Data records
_____
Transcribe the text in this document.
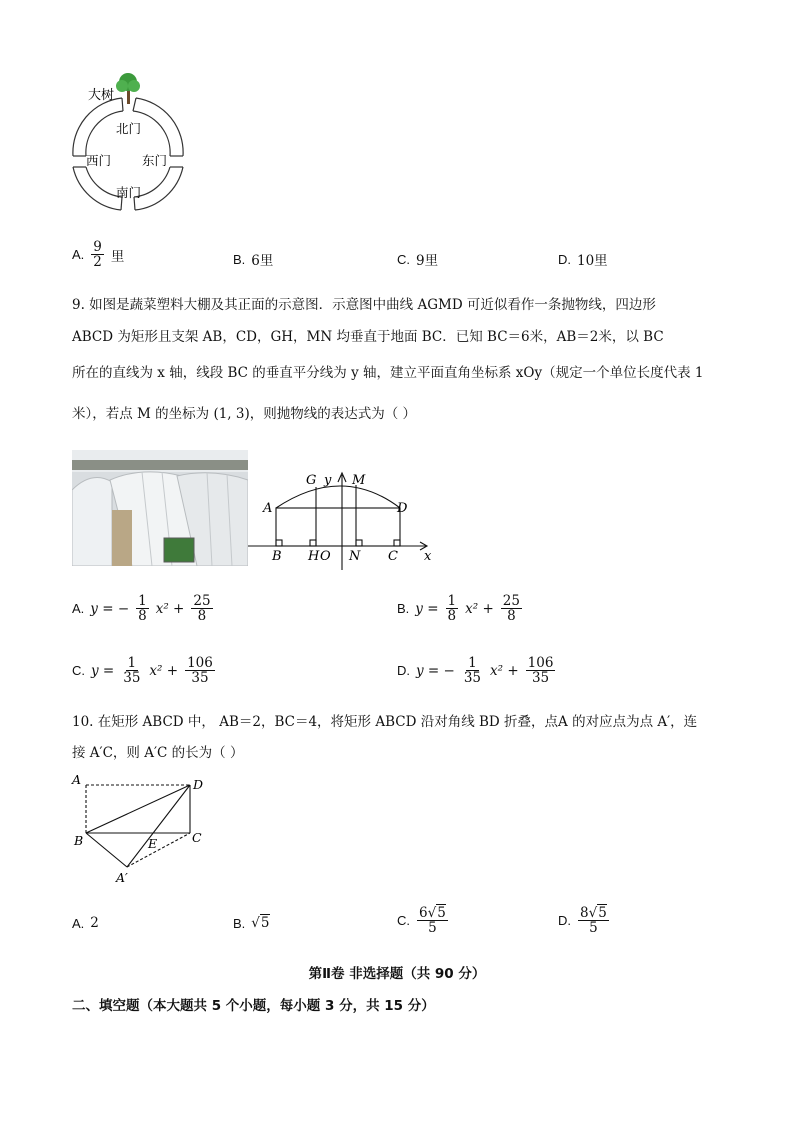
大树
北门
西门 东门
南门
A. $\frac{9}{2}$ 里	B. 6里	C. 9里	D. 10里
9. 如图是蔬菜塑料大棚及其正面的示意图．示意图中曲线 AGMD 可近似看作一条抛物线，四边形
ABCD 为矩形且支架 AB，CD，GH，MN 均垂直于地面 BC．已知 BC＝6米，AB＝2米，以 BC
所在的直线为 x 轴，线段 BC 的垂直平分线为 y 轴，建立平面直角坐标系 xOy（规定一个单位长度代表 1
米），若点 M 的坐标为 (1, 3)，则抛物线的表达式为（ ）
y
x
G	M
A	D
B H O N C
A. y = − $\frac{1}{8} x^2 + \frac{25}{8}$	B. $y = \frac{1}{8} x^2 + \frac{25}{8}$
C. $y = \frac{1}{35} x^2 + \frac{106}{35}$	D. y = − $\frac{1}{35} x^2 + \frac{106}{35}$
10. 在矩形 ABCD 中， AB＝2，BC＝4，将矩形 ABCD 沿对角线 BD 折叠，点A 的对应点为点 A′，连
接 A′C，则 A′C 的长为（ ）
A	D
B	C
E
A′
A. 2	B. √5	C. $\frac{6√5}{5}$	D. $\frac{8√5}{5}$
第Ⅱ卷 非选择题（共 90 分）
二、填空题（本大题共 5 个小题，每小题 3 分，共 15 分）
_____
### THE TASK
Reproduce the material word for word, minus the images.

### REPLY TO THE EXERCISE
Transcribe the text in this document.
大树
北门
西门 东门
南门
A. $\frac{9}{2}$ 里	B. 6里	C. 9里	D. 10里
9. 如图是蔬菜塑料大棚及其正面的示意图．示意图中曲线 AGMD 可近似看作一条抛物线，四边形
ABCD 为矩形且支架 AB，CD，GH，MN 均垂直于地面 BC．已知 BC＝6米，AB＝2米，以 BC
所在的直线为 x 轴，线段 BC 的垂直平分线为 y 轴，建立平面直角坐标系 xOy（规定一个单位长度代表 1
米），若点 M 的坐标为 (1, 3)，则抛物线的表达式为（ ）
y
x
G	M
A	D
B H O N C
A. y = − $\frac{1}{8} x^2 + \frac{25}{8}$	B. $y = \frac{1}{8} x^2 + \frac{25}{8}$
C. $y = \frac{1}{35} x^2 + \frac{106}{35}$	D. y = − $\frac{1}{35} x^2 + \frac{106}{35}$
10. 在矩形 ABCD 中， AB＝2，BC＝4，将矩形 ABCD 沿对角线 BD 折叠，点A 的对应点为点 A′，连
接 A′C，则 A′C 的长为（ ）
A	D
B	C
E
A′
A. 2	B. √5	C. $\frac{6√5}{5}$	D. $\frac{8√5}{5}$
第Ⅱ卷 非选择题（共 90 分）
二、填空题（本大题共 5 个小题，每小题 3 分，共 15 分）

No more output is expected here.